Saved data entries:
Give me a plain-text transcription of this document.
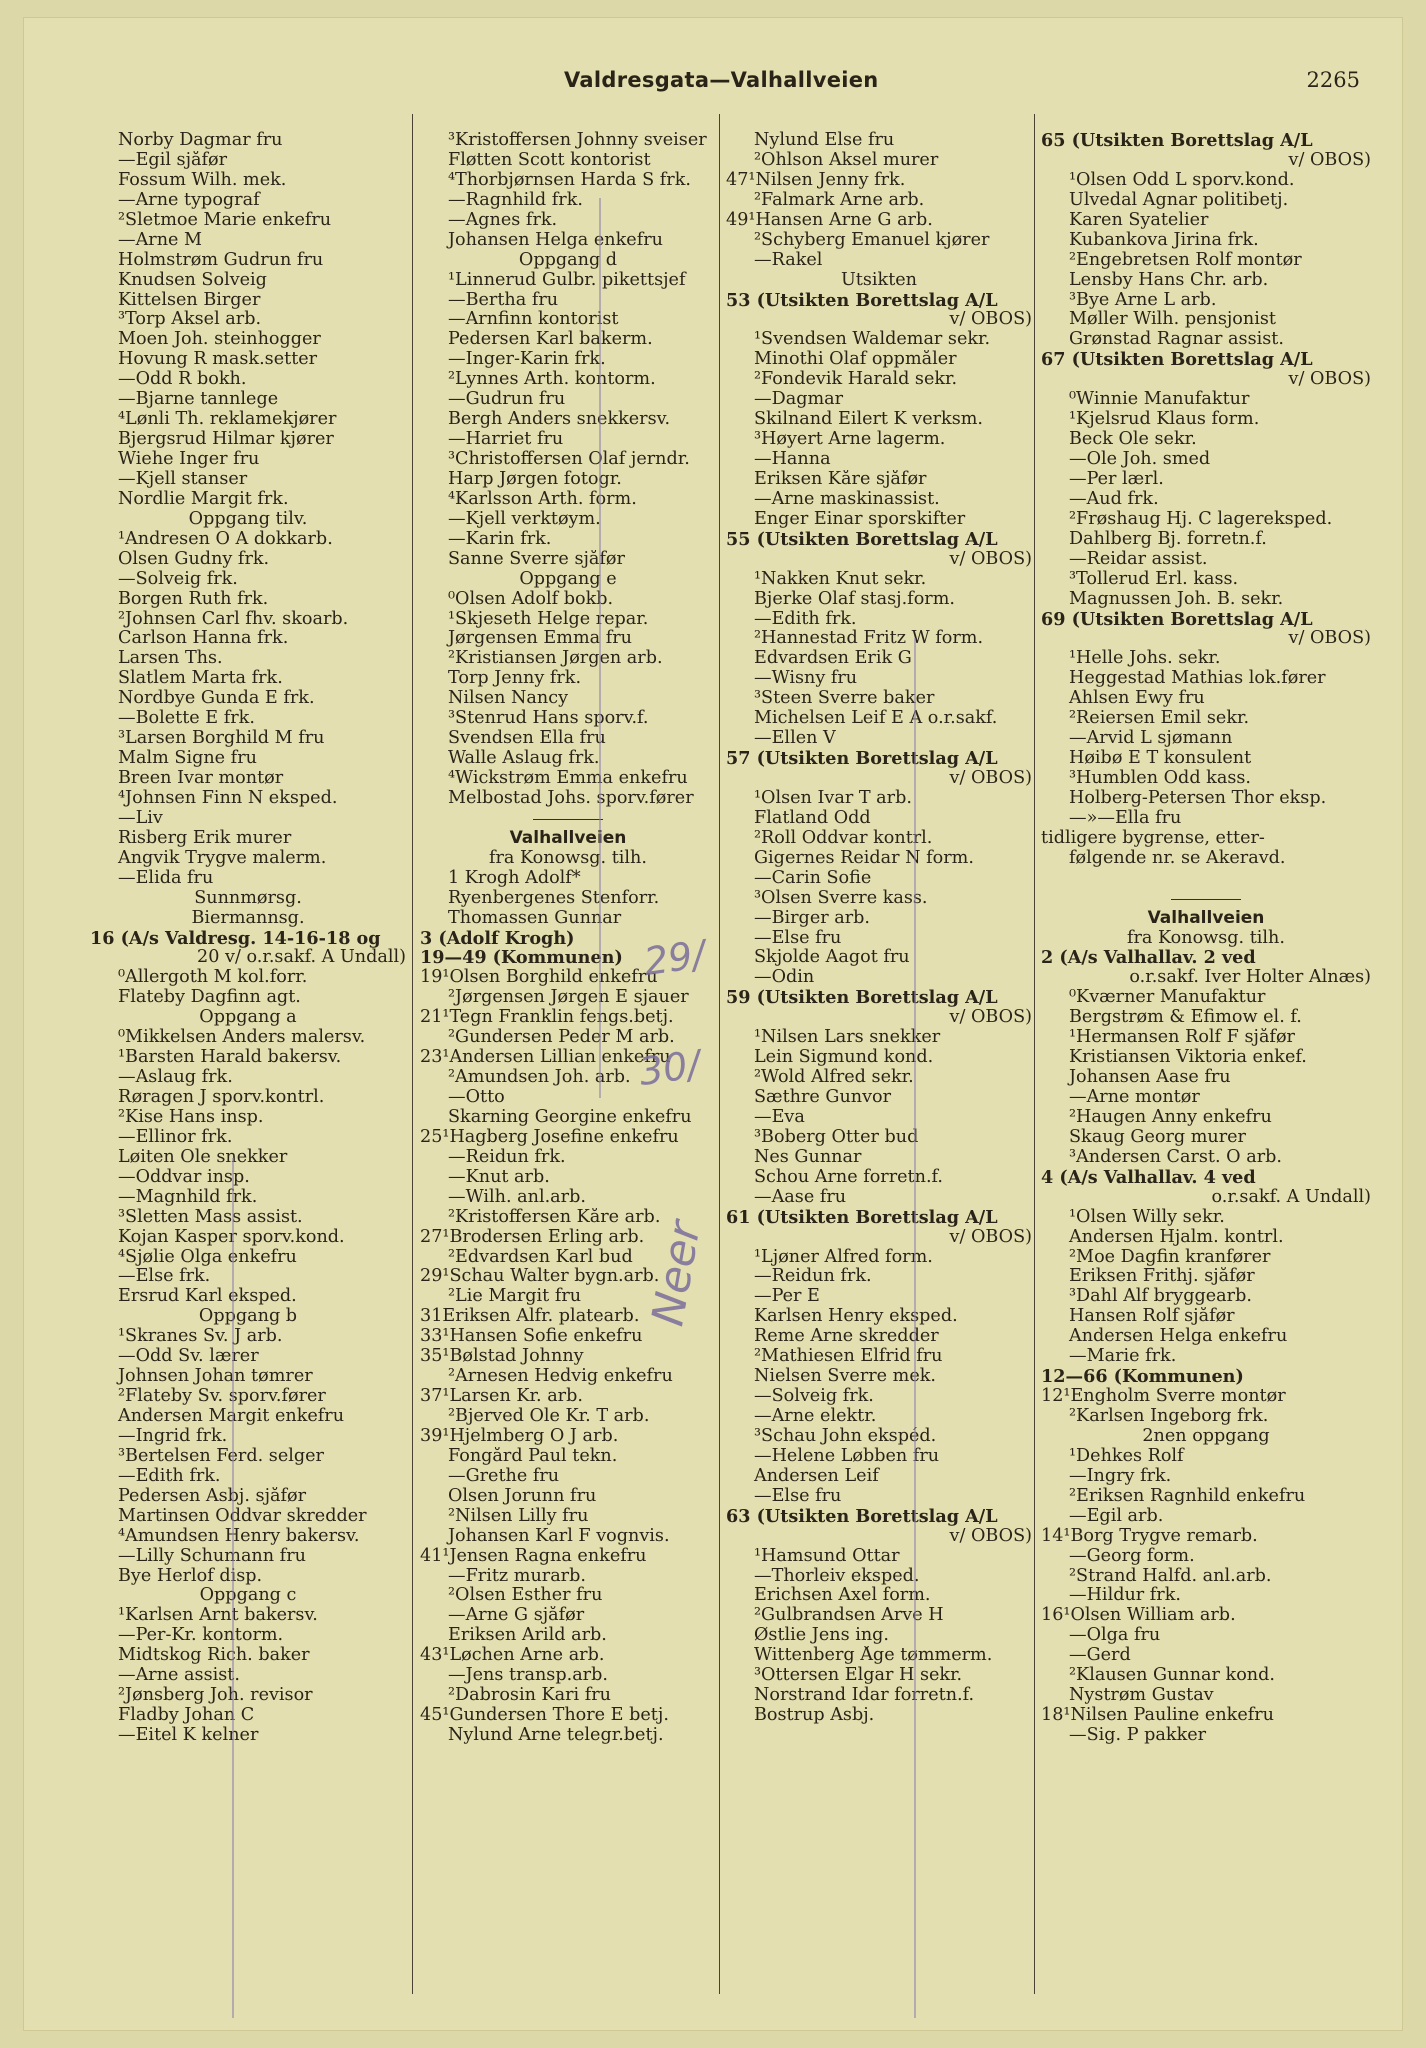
Valdresgata—Valhallveien	2265
Norby Dagmar fru
—Egil sjåfør
Fossum Wilh. mek.
—Arne typograf
²Sletmoe Marie enkefru
—Arne M
Holmstrøm Gudrun fru
Knudsen Solveig
Kittelsen Birger
³Torp Aksel arb.
Moen Joh. steinhogger
Hovung R mask.setter
—Odd R bokh.
—Bjarne tannlege
⁴Lønli Th. reklamekjører
Bjergsrud Hilmar kjører
Wiehe Inger fru
—Kjell stanser
Nordlie Margit frk.
Oppgang tilv.
¹Andresen O A dokkarb.
Olsen Gudny frk.
—Solveig frk.
Borgen Ruth frk.
²Johnsen Carl fhv. skoarb.
Carlson Hanna frk.
Larsen Ths.
Slatlem Marta frk.
Nordbye Gunda E frk.
—Bolette E frk.
³Larsen Borghild M fru
Malm Signe fru
Breen Ivar montør
⁴Johnsen Finn N eksped.
—Liv
Risberg Erik murer
Angvik Trygve malerm.
—Elida fru
Sunnmørsg.
Biermannsg.
16 (A/s Valdresg. 14-16-18 og
20 v/ o.r.sakf. A Undall)
⁰Allergoth M kol.forr.
Flateby Dagfinn agt.
Oppgang a
⁰Mikkelsen Anders malersv.
¹Barsten Harald bakersv.
—Aslaug frk.
Røragen J sporv.kontrl.
²Kise Hans insp.
—Ellinor frk.
Løiten Ole snekker
—Oddvar insp.
—Magnhild frk.
³Sletten Mass assist.
Kojan Kasper sporv.kond.
⁴Sjølie Olga enkefru
—Else frk.
Ersrud Karl eksped.
Oppgang b
¹Skranes Sv. J arb.
—Odd Sv. lærer
Johnsen Johan tømrer
²Flateby Sv. sporv.fører
Andersen Margit enkefru
—Ingrid frk.
³Bertelsen Ferd. selger
—Edith frk.
Pedersen Asbj. sjåfør
Martinsen Oddvar skredder
⁴Amundsen Henry bakersv.
—Lilly Schumann fru
Bye Herlof disp.
Oppgang c
¹Karlsen Arnt bakersv.
—Per-Kr. kontorm.
Midtskog Rich. baker
—Arne assist.
²Jønsberg Joh. revisor
Fladby Johan C
—Eitel K kelner
³Kristoffersen Johnny sveiser
Fløtten Scott kontorist
⁴Thorbjørnsen Harda S frk.
—Ragnhild frk.
—Agnes frk.
Johansen Helga enkefru
Oppgang d
¹Linnerud Gulbr. pikettsjef
—Bertha fru
—Arnfinn kontorist
Pedersen Karl bakerm.
—Inger-Karin frk.
²Lynnes Arth. kontorm.
—Gudrun fru
Bergh Anders snekkersv.
—Harriet fru
³Christoffersen Olaf jerndr.
Harp Jørgen fotogr.
⁴Karlsson Arth. form.
—Kjell verktøym.
—Karin frk.
Sanne Sverre sjåfør
Oppgang e
⁰Olsen Adolf bokb.
¹Skjeseth Helge repar.
Jørgensen Emma fru
²Kristiansen Jørgen arb.
Torp Jenny frk.
Nilsen Nancy
³Stenrud Hans sporv.f.
Svendsen Ella fru
Walle Aslaug frk.
⁴Wickstrøm Emma enkefru
Melbostad Johs. sporv.fører
Valhallveien
fra Konowsg. tilh.
1 Krogh Adolf*
Ryenbergenes Stenforr.
Thomassen Gunnar
3 (Adolf Krogh)
19—49 (Kommunen)
19¹Olsen Borghild enkefru
²Jørgensen Jørgen E sjauer
21¹Tegn Franklin fengs.betj.
²Gundersen Peder M arb.
23¹Andersen Lillian enkefru
²Amundsen Joh. arb.
—Otto
Skarning Georgine enkefru
25¹Hagberg Josefine enkefru
—Reidun frk.
—Knut arb.
—Wilh. anl.arb.
²Kristoffersen Kåre arb.
27¹Brodersen Erling arb.
²Edvardsen Karl bud
29¹Schau Walter bygn.arb.
²Lie Margit fru
31Eriksen Alfr. platearb.
33¹Hansen Sofie enkefru
35¹Bølstad Johnny
²Arnesen Hedvig enkefru
37¹Larsen Kr. arb.
²Bjerved Ole Kr. T arb.
39¹Hjelmberg O J arb.
Fongård Paul tekn.
—Grethe fru
Olsen Jorunn fru
²Nilsen Lilly fru
Johansen Karl F vognvis.
41¹Jensen Ragna enkefru
—Fritz murarb.
²Olsen Esther fru
—Arne G sjåfør
Eriksen Arild arb.
43¹Løchen Arne arb.
—Jens transp.arb.
²Dabrosin Kari fru
45¹Gundersen Thore E betj.
Nylund Arne telegr.betj.
Nylund Else fru
²Ohlson Aksel murer
47¹Nilsen Jenny frk.
²Falmark Arne arb.
49¹Hansen Arne G arb.
²Schyberg Emanuel kjører
—Rakel
Utsikten
53 (Utsikten Borettslag A/L
v/ OBOS)
¹Svendsen Waldemar sekr.
Minothi Olaf oppmåler
²Fondevik Harald sekr.
—Dagmar
Skilnand Eilert K verksm.
³Høyert Arne lagerm.
—Hanna
Eriksen Kåre sjåfør
—Arne maskinassist.
Enger Einar sporskifter
55 (Utsikten Borettslag A/L
v/ OBOS)
¹Nakken Knut sekr.
Bjerke Olaf stasj.form.
—Edith frk.
²Hannestad Fritz W form.
Edvardsen Erik G
—Wisny fru
³Steen Sverre baker
Michelsen Leif E A o.r.sakf.
—Ellen V
57 (Utsikten Borettslag A/L
v/ OBOS)
¹Olsen Ivar T arb.
Flatland Odd
²Roll Oddvar kontrl.
Gigernes Reidar N form.
—Carin Sofie
³Olsen Sverre kass.
—Birger arb.
—Else fru
Skjolde Aagot fru
—Odin
59 (Utsikten Borettslag A/L
v/ OBOS)
¹Nilsen Lars snekker
Lein Sigmund kond.
²Wold Alfred sekr.
Sæthre Gunvor
—Eva
³Boberg Otter bud
Nes Gunnar
Schou Arne forretn.f.
—Aase fru
61 (Utsikten Borettslag A/L
v/ OBOS)
¹Ljøner Alfred form.
—Reidun frk.
—Per E
Karlsen Henry eksped.
Reme Arne skredder
²Mathiesen Elfrid fru
Nielsen Sverre mek.
—Solveig frk.
—Arne elektr.
³Schau John ekspéd.
—Helene Løbben fru
Andersen Leif
—Else fru
63 (Utsikten Borettslag A/L
v/ OBOS)
¹Hamsund Ottar
—Thorleiv eksped.
Erichsen Axel form.
²Gulbrandsen Arve H
Østlie Jens ing.
Wittenberg Åge tømmerm.
³Ottersen Elgar H sekr.
Norstrand Idar forretn.f.
Bostrup Asbj.
65 (Utsikten Borettslag A/L
v/ OBOS)
¹Olsen Odd L sporv.kond.
Ulvedal Agnar politibetj.
Karen Syatelier
Kubankova Jirina frk.
²Engebretsen Rolf montør
Lensby Hans Chr. arb.
³Bye Arne L arb.
Møller Wilh. pensjonist
Grønstad Ragnar assist.
67 (Utsikten Borettslag A/L
v/ OBOS)
⁰Winnie Manufaktur
¹Kjelsrud Klaus form.
Beck Ole sekr.
—Ole Joh. smed
—Per lærl.
—Aud frk.
²Frøshaug Hj. C lagereksped.
Dahlberg Bj. forretn.f.
—Reidar assist.
³Tollerud Erl. kass.
Magnussen Joh. B. sekr.
69 (Utsikten Borettslag A/L
v/ OBOS)
¹Helle Johs. sekr.
Heggestad Mathias lok.fører
Ahlsen Ewy fru
²Reiersen Emil sekr.
—Arvid L sjømann
Høibø E T konsulent
³Humblen Odd kass.
Holberg-Petersen Thor eksp.
—»—Ella fru
tidligere bygrense, etter-
følgende nr. se Akeravd.
Valhallveien
fra Konowsg. tilh.
2 (A/s Valhallav. 2 ved
o.r.sakf. Iver Holter Alnæs)
⁰Kværner Manufaktur
Bergstrøm & Efimow el. f.
¹Hermansen Rolf F sjåfør
Kristiansen Viktoria enkef.
Johansen Aase fru
—Arne montør
²Haugen Anny enkefru
Skaug Georg murer
³Andersen Carst. O arb.
4 (A/s Valhallav. 4 ved
o.r.sakf. A Undall)
¹Olsen Willy sekr.
Andersen Hjalm. kontrl.
²Moe Dagfin kranfører
Eriksen Frithj. sjåfør
³Dahl Alf bryggearb.
Hansen Rolf sjåfør
Andersen Helga enkefru
—Marie frk.
12—66 (Kommunen)
12¹Engholm Sverre montør
²Karlsen Ingeborg frk.
2nen oppgang
¹Dehkes Rolf
—Ingry frk.
²Eriksen Ragnhild enkefru
—Egil arb.
14¹Borg Trygve remarb.
—Georg form.
²Strand Halfd. anl.arb.
—Hildur frk.
16¹Olsen William arb.
—Olga fru
—Gerd
²Klausen Gunnar kond.
Nystrøm Gustav
18¹Nilsen Pauline enkefru
—Sig. P pakker
29/
30/
Neer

**Assignment**
Starting from the records above, copy each line where the string "Ragnhild" is found.

**Exercise result**
—Ragnhild frk.
²Eriksen Ragnhild enkefru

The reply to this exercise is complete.